Em criança, Mário Monteiro vivia momentos de pura adrenalina quando via passar o contrabando entre Cevide, aldeia de Melgaço, na freguesia de Cristoval, onde residia com os pais, e o território galego, que espreitava para lá dos rios Minho e Trancoso. À falta de momentos de azáfama, até porque só viviam cerca de 15 pessoas na aldeia, os habitantes de Cevide viam sempre com bons olhos quando algum ‘estrangeiro’ por ali passava. Os anos transformaram-se em décadas e, hoje, vivem apenas três pessoas naquela localidade de Melgaço, que é a mais setentrional (ponto mais a Norte) de Portugal. Mas graças a Mário Monteiro, a população raramente fica um dia sozinha, com visitas diárias de pessoas curiosas em conhecer o lugar onde “começa Portugal”.
Desde há 15 anos que Mário, enfermeiro de profissão a residir em Ponte de Lima, se tem dedicado à divulgação da aldeia, não só porque é ali onde estão as suas raízes, mas também em homenagem aos pais, sobretudo ao progenitor, que no leito da morte ficou embevecido com a determinação do filho em “colocar Cevide no mapa” e em devolver a granditude da Casa de Cevide, dos seus antepassados.

################

[Tarefa indicada]: Reproduza na íntegra, palavra por palavra, o texto acima sobre a aldeia de Cevide.

[Linhas de dados]:
################

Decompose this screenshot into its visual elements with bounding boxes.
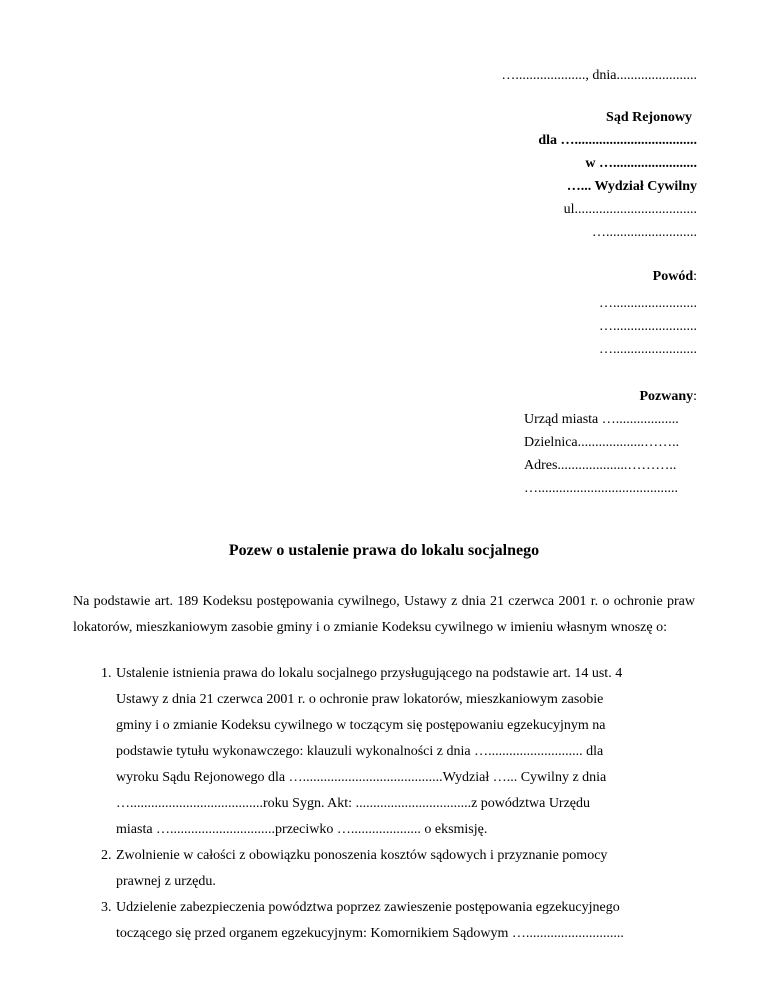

################

[Resposta completa]:
Em criança, Mário Monteiro vivia momentos de pura adrenalina quando via passar o contrabando entre Cevide, aldeia de Melgaço, na freguesia de Cristoval, onde residia com os pais, e o território galego, que espreitava para lá dos rios Minho e Trancoso. À falta de momentos de azáfama, até porque só viviam cerca de 15 pessoas na aldeia, os habitantes de Cevide viam sempre com bons olhos quando algum ‘estrangeiro’ por ali passava. Os anos transformaram-se em décadas e, hoje, vivem apenas três pessoas naquela localidade de Melgaço, que é a mais setentrional (ponto mais a Norte) de Portugal. Mas graças a Mário Monteiro, a população raramente fica um dia sozinha, com visitas diárias de pessoas curiosas em conhecer o lugar onde “começa Portugal”.
Desde há 15 anos que Mário, enfermeiro de profissão a residir em Ponte de Lima, se tem dedicado à divulgação da aldeia, não só porque é ali onde estão as suas raízes, mas também em homenagem aos pais, sobretudo ao progenitor, que no leito da morte ficou embevecido com a determinação do filho em “colocar Cevide no mapa” e em devolver a granditude da Casa de Cevide, dos seus antepassados.